→ **Written request**
Return the records that follow unaltered. Omit every picture.

→ **Material shown**
********

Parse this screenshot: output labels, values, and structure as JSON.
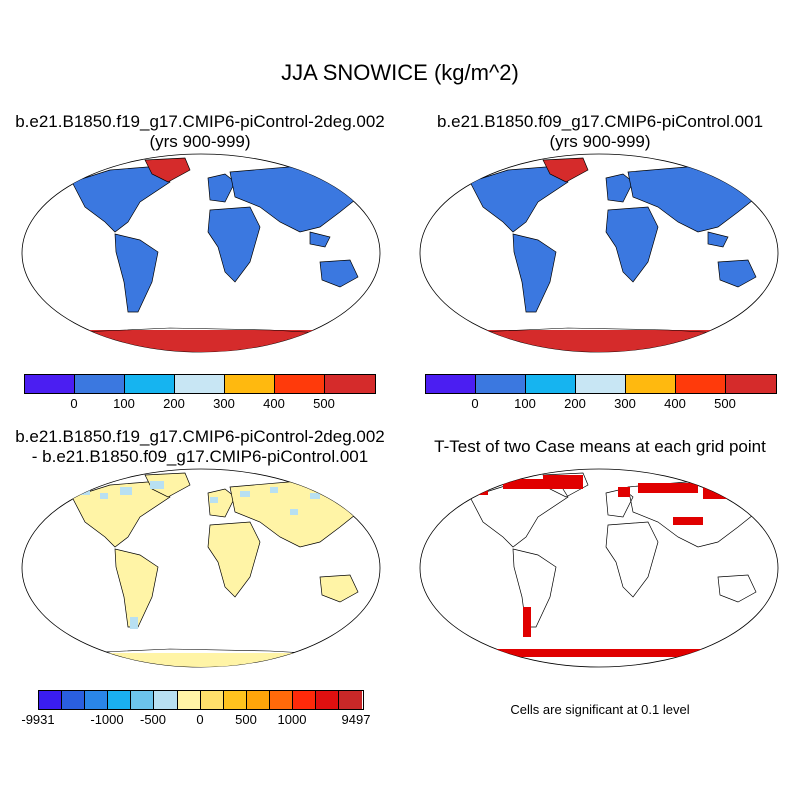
{
  "figure_title": "JJA SNOWICE (kg/m^2)",
  "panels": [
    {
      "id": "case1",
      "title_line1": "b.e21.B1850.f19_g17.CMIP6-piControl-2deg.002",
      "title_line2": "(yrs 900-999)"
    },
    {
      "id": "case2",
      "title_line1": "b.e21.B1850.f09_g17.CMIP6-piControl.001",
      "title_line2": "(yrs 900-999)"
    },
    {
      "id": "diff",
      "title_line1": "b.e21.B1850.f19_g17.CMIP6-piControl-2deg.002",
      "title_line2": "- b.e21.B1850.f09_g17.CMIP6-piControl.001"
    },
    {
      "id": "ttest",
      "title_line1": "T-Test of two Case means at each grid point",
      "title_line2": ""
    }
  ],
  "colorbar_abs": {
    "colors": [
      "#4b1ef2",
      "#3b78e0",
      "#16b4f0",
      "#c8e6f4",
      "#ffb90f",
      "#ff3a0b",
      "#d52b2b"
    ],
    "labels": [
      "0",
      "100",
      "200",
      "300",
      "400",
      "500"
    ]
  },
  "colorbar_diff": {
    "colors": [
      "#3a1df0",
      "#2a5fe0",
      "#2a86e8",
      "#1ab0f0",
      "#6cc4ec",
      "#b8e0f2",
      "#fff4a6",
      "#ffe06b",
      "#ffc21e",
      "#ffa50a",
      "#ff6a0a",
      "#ff2a0a",
      "#e01010",
      "#c82828"
    ],
    "labels": [
      "-9931",
      "-1000",
      "-500",
      "0",
      "500",
      "1000",
      "9497"
    ]
  },
  "significance_note": "Cells are significant at 0.1 level",
  "colors": {
    "ocean": "#ffffff",
    "land_low": "#3b78e0",
    "ice_high": "#d52b2b",
    "diff_land": "#fff4a6",
    "diff_neg": "#b8e0f2",
    "sig": "#e00000"
  }
}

********

→ **The result**
Parse this screenshot: output labels, values, and structure as JSON.
{
  "figure_title": "JJA SNOWICE (kg/m^2)",
  "panels": [
    {
      "id": "case1",
      "title_line1": "b.e21.B1850.f19_g17.CMIP6-piControl-2deg.002",
      "title_line2": "(yrs 900-999)"
    },
    {
      "id": "case2",
      "title_line1": "b.e21.B1850.f09_g17.CMIP6-piControl.001",
      "title_line2": "(yrs 900-999)"
    },
    {
      "id": "diff",
      "title_line1": "b.e21.B1850.f19_g17.CMIP6-piControl-2deg.002",
      "title_line2": "- b.e21.B1850.f09_g17.CMIP6-piControl.001"
    },
    {
      "id": "ttest",
      "title_line1": "T-Test of two Case means at each grid point",
      "title_line2": ""
    }
  ],
  "colorbar_abs": {
    "colors": [
      "#4b1ef2",
      "#3b78e0",
      "#16b4f0",
      "#c8e6f4",
      "#ffb90f",
      "#ff3a0b",
      "#d52b2b"
    ],
    "labels": [
      "0",
      "100",
      "200",
      "300",
      "400",
      "500"
    ]
  },
  "colorbar_diff": {
    "colors": [
      "#3a1df0",
      "#2a5fe0",
      "#2a86e8",
      "#1ab0f0",
      "#6cc4ec",
      "#b8e0f2",
      "#fff4a6",
      "#ffe06b",
      "#ffc21e",
      "#ffa50a",
      "#ff6a0a",
      "#ff2a0a",
      "#e01010",
      "#c82828"
    ],
    "labels": [
      "-9931",
      "-1000",
      "-500",
      "0",
      "500",
      "1000",
      "9497"
    ]
  },
  "significance_note": "Cells are significant at 0.1 level",
  "colors": {
    "ocean": "#ffffff",
    "land_low": "#3b78e0",
    "ice_high": "#d52b2b",
    "diff_land": "#fff4a6",
    "diff_neg": "#b8e0f2",
    "sig": "#e00000"
  }
}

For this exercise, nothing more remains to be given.